__DESCRIPTION OF THE TASK__:
All of the listing below must be repeated word for word. Pictures are the only thing to omit.

__SUPPLIED MATERIAL__:
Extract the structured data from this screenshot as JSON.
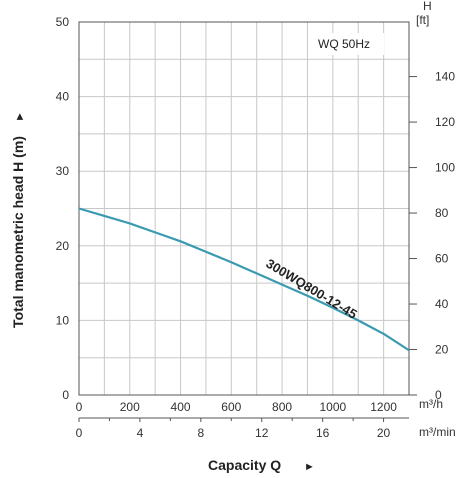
{
  "chart_data": {
    "type": "line",
    "legend_text": "WQ  50Hz",
    "x_axis": {
      "label": "Capacity Q",
      "label_symbol": "►",
      "unit": "m³/h",
      "ticks": [
        0,
        200,
        400,
        600,
        800,
        1000,
        1200
      ],
      "range": [
        0,
        1300
      ]
    },
    "x2_axis": {
      "unit": "m³/min",
      "ticks": [
        0,
        4,
        8,
        12,
        16,
        20
      ],
      "range": [
        0,
        21.67
      ]
    },
    "y_axis": {
      "label": "Total manometric head H (m)",
      "label_symbol": "►",
      "ticks": [
        0,
        10,
        20,
        30,
        40,
        50
      ],
      "range": [
        0,
        50
      ]
    },
    "y2_axis": {
      "unit_letter": "H",
      "unit": "[ft]",
      "ticks": [
        0,
        20,
        40,
        60,
        80,
        100,
        120,
        140
      ],
      "range": [
        0,
        164
      ]
    },
    "grid": true,
    "series": [
      {
        "name": "300WQ800-12-45",
        "color": "#3a9bb0",
        "x": [
          0,
          100,
          200,
          300,
          400,
          500,
          600,
          700,
          800,
          900,
          1000,
          1100,
          1200,
          1300
        ],
        "y": [
          25,
          24,
          23,
          21.8,
          20.6,
          19.2,
          17.8,
          16.3,
          14.8,
          13.3,
          11.7,
          10.0,
          8.2,
          6.0
        ]
      }
    ]
  }
}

__THE REPLY__:
Extract the structured data from this screenshot as JSON.
{
  "chart_data": {
    "type": "line",
    "legend_text": "WQ  50Hz",
    "x_axis": {
      "label": "Capacity Q",
      "label_symbol": "►",
      "unit": "m³/h",
      "ticks": [
        0,
        200,
        400,
        600,
        800,
        1000,
        1200
      ],
      "range": [
        0,
        1300
      ]
    },
    "x2_axis": {
      "unit": "m³/min",
      "ticks": [
        0,
        4,
        8,
        12,
        16,
        20
      ],
      "range": [
        0,
        21.67
      ]
    },
    "y_axis": {
      "label": "Total manometric head H (m)",
      "label_symbol": "►",
      "ticks": [
        0,
        10,
        20,
        30,
        40,
        50
      ],
      "range": [
        0,
        50
      ]
    },
    "y2_axis": {
      "unit_letter": "H",
      "unit": "[ft]",
      "ticks": [
        0,
        20,
        40,
        60,
        80,
        100,
        120,
        140
      ],
      "range": [
        0,
        164
      ]
    },
    "grid": true,
    "series": [
      {
        "name": "300WQ800-12-45",
        "color": "#3a9bb0",
        "x": [
          0,
          100,
          200,
          300,
          400,
          500,
          600,
          700,
          800,
          900,
          1000,
          1100,
          1200,
          1300
        ],
        "y": [
          25,
          24,
          23,
          21.8,
          20.6,
          19.2,
          17.8,
          16.3,
          14.8,
          13.3,
          11.7,
          10.0,
          8.2,
          6.0
        ]
      }
    ]
  }
}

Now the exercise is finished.